**Instruction:** Extract every line that contains the string "University".

>> START Provided information

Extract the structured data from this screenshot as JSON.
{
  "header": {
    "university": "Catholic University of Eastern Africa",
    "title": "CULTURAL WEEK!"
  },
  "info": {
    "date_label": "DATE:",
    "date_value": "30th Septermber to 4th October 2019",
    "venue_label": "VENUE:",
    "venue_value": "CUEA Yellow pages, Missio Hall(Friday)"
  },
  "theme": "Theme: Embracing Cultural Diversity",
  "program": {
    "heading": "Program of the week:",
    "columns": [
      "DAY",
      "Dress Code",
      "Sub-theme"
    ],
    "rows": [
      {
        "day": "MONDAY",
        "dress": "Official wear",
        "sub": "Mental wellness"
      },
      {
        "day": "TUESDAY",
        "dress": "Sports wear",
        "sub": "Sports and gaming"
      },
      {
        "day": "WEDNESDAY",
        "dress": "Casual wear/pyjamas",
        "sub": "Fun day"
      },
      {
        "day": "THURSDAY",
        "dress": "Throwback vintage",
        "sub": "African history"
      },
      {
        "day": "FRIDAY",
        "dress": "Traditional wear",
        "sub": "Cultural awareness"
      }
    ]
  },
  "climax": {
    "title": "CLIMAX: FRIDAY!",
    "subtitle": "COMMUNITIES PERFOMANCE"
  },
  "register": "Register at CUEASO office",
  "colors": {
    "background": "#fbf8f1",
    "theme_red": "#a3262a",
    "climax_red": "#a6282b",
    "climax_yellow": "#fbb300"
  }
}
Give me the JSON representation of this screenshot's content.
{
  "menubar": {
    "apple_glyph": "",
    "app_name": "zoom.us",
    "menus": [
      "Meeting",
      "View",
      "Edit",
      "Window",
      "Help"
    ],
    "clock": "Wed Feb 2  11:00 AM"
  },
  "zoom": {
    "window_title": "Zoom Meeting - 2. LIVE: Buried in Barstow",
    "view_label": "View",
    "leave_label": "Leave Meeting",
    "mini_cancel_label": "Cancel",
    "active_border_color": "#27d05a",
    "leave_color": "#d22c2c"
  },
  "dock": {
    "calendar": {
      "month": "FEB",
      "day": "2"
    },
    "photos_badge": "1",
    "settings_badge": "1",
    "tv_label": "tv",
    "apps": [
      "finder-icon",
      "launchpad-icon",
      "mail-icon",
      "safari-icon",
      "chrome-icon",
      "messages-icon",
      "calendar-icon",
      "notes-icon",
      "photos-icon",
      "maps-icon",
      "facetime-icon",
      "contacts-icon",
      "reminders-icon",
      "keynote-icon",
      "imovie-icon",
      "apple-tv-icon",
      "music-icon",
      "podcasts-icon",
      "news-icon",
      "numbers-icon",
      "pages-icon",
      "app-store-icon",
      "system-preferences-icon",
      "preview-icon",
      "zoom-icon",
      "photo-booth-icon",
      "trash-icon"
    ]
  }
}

>> END Provided information
>> START Provided information

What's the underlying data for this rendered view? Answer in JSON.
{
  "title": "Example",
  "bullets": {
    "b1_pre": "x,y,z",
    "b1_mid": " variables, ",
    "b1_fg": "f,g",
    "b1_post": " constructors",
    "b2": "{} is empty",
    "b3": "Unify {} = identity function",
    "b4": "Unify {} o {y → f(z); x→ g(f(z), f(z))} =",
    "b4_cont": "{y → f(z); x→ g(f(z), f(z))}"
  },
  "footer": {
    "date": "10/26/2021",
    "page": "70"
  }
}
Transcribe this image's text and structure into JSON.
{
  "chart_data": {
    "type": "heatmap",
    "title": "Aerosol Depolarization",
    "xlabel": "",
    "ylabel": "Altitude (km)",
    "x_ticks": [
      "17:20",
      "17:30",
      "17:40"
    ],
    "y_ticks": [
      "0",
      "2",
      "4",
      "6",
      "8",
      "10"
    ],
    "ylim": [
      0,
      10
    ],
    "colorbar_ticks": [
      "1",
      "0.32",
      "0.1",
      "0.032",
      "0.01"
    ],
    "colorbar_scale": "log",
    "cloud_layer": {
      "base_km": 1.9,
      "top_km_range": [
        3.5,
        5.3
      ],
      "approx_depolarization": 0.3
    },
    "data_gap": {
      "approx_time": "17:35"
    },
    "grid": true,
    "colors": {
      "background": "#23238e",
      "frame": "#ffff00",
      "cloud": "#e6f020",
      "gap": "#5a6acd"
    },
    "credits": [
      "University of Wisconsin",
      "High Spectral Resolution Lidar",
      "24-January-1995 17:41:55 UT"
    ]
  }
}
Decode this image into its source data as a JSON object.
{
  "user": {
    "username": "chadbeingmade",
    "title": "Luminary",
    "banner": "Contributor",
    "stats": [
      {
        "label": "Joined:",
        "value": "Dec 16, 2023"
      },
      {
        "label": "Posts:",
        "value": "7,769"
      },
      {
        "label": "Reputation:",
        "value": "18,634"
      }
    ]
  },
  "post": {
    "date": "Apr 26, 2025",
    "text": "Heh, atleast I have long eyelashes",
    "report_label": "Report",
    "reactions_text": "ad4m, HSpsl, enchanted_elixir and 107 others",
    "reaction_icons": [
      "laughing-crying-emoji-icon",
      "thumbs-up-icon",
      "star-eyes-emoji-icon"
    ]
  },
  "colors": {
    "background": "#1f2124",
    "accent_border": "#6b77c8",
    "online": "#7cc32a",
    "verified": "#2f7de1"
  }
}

>> END Provided information

**Exercise result:**
    "university": "Catholic University of Eastern Africa",
      "University of Wisconsin",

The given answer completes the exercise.